PROMPT: Repeat the entries that follow verbatim, without any of their pictures.

PROVIDED DATA:
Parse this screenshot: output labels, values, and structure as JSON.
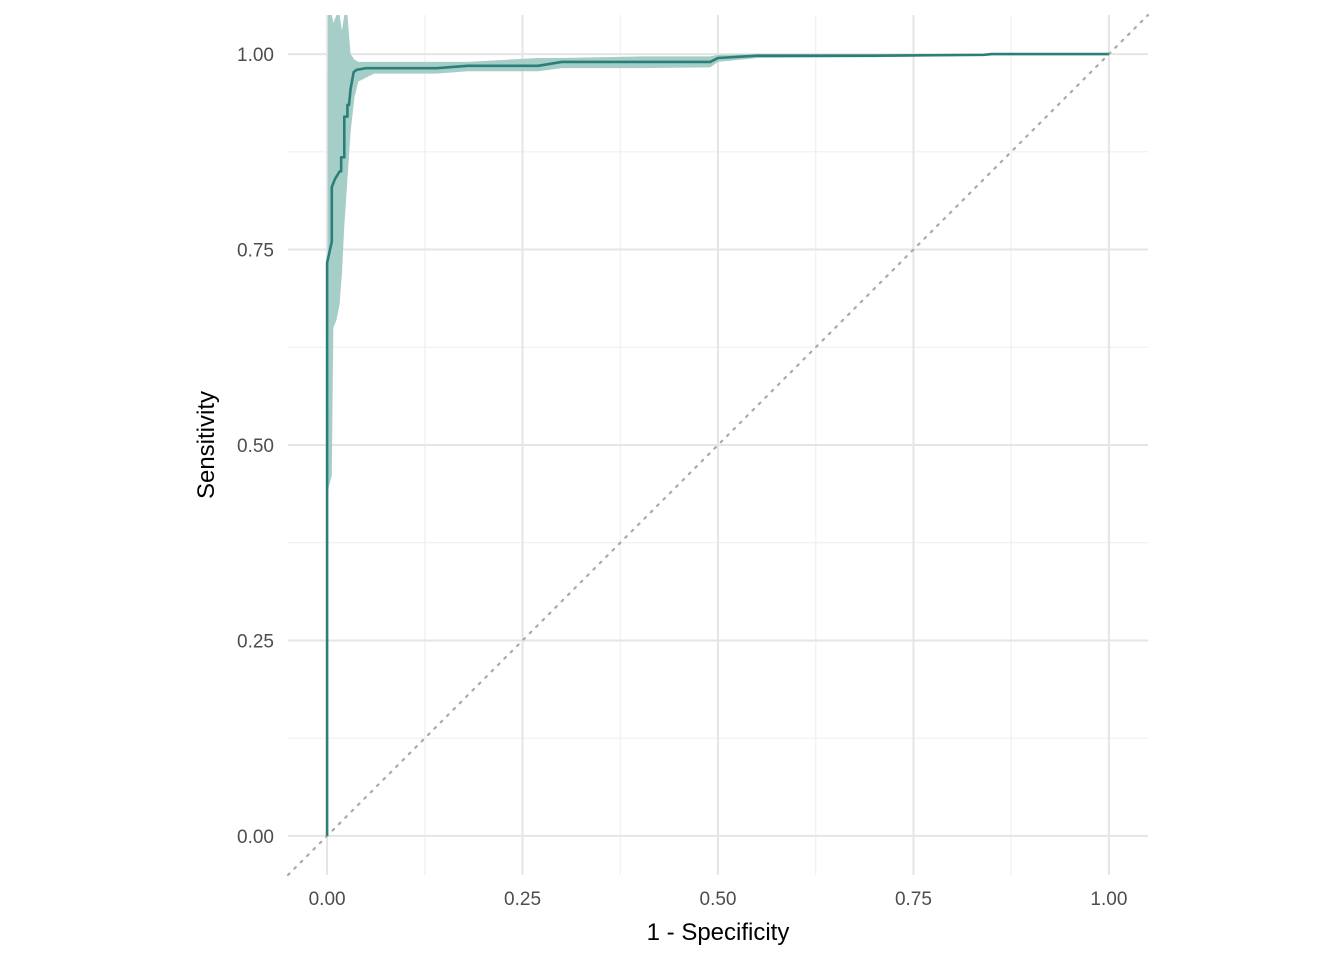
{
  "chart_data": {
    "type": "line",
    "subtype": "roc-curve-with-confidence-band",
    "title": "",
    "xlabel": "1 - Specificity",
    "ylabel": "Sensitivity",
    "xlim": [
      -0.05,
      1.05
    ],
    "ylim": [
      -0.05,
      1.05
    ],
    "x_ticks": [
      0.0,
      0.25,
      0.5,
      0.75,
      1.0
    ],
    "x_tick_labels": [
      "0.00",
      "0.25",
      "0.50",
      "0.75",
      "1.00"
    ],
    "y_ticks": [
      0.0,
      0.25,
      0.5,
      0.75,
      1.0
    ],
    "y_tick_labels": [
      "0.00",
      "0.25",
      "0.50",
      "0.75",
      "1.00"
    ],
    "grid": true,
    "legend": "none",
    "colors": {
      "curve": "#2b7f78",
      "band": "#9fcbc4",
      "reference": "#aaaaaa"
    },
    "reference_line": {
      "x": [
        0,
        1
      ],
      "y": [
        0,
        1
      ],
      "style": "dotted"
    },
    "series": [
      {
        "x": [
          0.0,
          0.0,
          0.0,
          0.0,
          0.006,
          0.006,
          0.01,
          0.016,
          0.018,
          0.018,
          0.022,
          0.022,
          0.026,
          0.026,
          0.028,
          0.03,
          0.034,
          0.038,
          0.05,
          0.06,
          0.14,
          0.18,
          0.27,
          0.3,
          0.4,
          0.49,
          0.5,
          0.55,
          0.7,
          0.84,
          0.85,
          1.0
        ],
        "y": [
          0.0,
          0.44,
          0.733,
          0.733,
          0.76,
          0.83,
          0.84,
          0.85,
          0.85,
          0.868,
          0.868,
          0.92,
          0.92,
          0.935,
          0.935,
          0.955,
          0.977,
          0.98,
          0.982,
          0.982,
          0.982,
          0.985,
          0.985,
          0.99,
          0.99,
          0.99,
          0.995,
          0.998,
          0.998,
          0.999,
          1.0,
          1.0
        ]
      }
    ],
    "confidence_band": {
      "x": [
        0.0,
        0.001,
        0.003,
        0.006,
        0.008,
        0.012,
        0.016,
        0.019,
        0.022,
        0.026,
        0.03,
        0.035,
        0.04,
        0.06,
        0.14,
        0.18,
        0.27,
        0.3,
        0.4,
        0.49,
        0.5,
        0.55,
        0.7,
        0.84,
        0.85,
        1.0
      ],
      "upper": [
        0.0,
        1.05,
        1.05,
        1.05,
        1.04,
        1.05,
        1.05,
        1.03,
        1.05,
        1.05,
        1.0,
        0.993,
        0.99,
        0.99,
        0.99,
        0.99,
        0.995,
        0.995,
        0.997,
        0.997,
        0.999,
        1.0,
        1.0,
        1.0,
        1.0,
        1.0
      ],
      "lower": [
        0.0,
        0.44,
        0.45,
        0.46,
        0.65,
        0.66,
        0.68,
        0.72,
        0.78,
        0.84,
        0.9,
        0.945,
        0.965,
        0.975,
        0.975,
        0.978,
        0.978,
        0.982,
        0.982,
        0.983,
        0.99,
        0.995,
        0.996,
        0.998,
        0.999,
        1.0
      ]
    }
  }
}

PROBLEM SOLUTION:
Parse this screenshot: output labels, values, and structure as JSON.
{
  "chart_data": {
    "type": "line",
    "subtype": "roc-curve-with-confidence-band",
    "title": "",
    "xlabel": "1 - Specificity",
    "ylabel": "Sensitivity",
    "xlim": [
      -0.05,
      1.05
    ],
    "ylim": [
      -0.05,
      1.05
    ],
    "x_ticks": [
      0.0,
      0.25,
      0.5,
      0.75,
      1.0
    ],
    "x_tick_labels": [
      "0.00",
      "0.25",
      "0.50",
      "0.75",
      "1.00"
    ],
    "y_ticks": [
      0.0,
      0.25,
      0.5,
      0.75,
      1.0
    ],
    "y_tick_labels": [
      "0.00",
      "0.25",
      "0.50",
      "0.75",
      "1.00"
    ],
    "grid": true,
    "legend": "none",
    "colors": {
      "curve": "#2b7f78",
      "band": "#9fcbc4",
      "reference": "#aaaaaa"
    },
    "reference_line": {
      "x": [
        0,
        1
      ],
      "y": [
        0,
        1
      ],
      "style": "dotted"
    },
    "series": [
      {
        "x": [
          0.0,
          0.0,
          0.0,
          0.0,
          0.006,
          0.006,
          0.01,
          0.016,
          0.018,
          0.018,
          0.022,
          0.022,
          0.026,
          0.026,
          0.028,
          0.03,
          0.034,
          0.038,
          0.05,
          0.06,
          0.14,
          0.18,
          0.27,
          0.3,
          0.4,
          0.49,
          0.5,
          0.55,
          0.7,
          0.84,
          0.85,
          1.0
        ],
        "y": [
          0.0,
          0.44,
          0.733,
          0.733,
          0.76,
          0.83,
          0.84,
          0.85,
          0.85,
          0.868,
          0.868,
          0.92,
          0.92,
          0.935,
          0.935,
          0.955,
          0.977,
          0.98,
          0.982,
          0.982,
          0.982,
          0.985,
          0.985,
          0.99,
          0.99,
          0.99,
          0.995,
          0.998,
          0.998,
          0.999,
          1.0,
          1.0
        ]
      }
    ],
    "confidence_band": {
      "x": [
        0.0,
        0.001,
        0.003,
        0.006,
        0.008,
        0.012,
        0.016,
        0.019,
        0.022,
        0.026,
        0.03,
        0.035,
        0.04,
        0.06,
        0.14,
        0.18,
        0.27,
        0.3,
        0.4,
        0.49,
        0.5,
        0.55,
        0.7,
        0.84,
        0.85,
        1.0
      ],
      "upper": [
        0.0,
        1.05,
        1.05,
        1.05,
        1.04,
        1.05,
        1.05,
        1.03,
        1.05,
        1.05,
        1.0,
        0.993,
        0.99,
        0.99,
        0.99,
        0.99,
        0.995,
        0.995,
        0.997,
        0.997,
        0.999,
        1.0,
        1.0,
        1.0,
        1.0,
        1.0
      ],
      "lower": [
        0.0,
        0.44,
        0.45,
        0.46,
        0.65,
        0.66,
        0.68,
        0.72,
        0.78,
        0.84,
        0.9,
        0.945,
        0.965,
        0.975,
        0.975,
        0.978,
        0.978,
        0.982,
        0.982,
        0.983,
        0.99,
        0.995,
        0.996,
        0.998,
        0.999,
        1.0
      ]
    }
  }
}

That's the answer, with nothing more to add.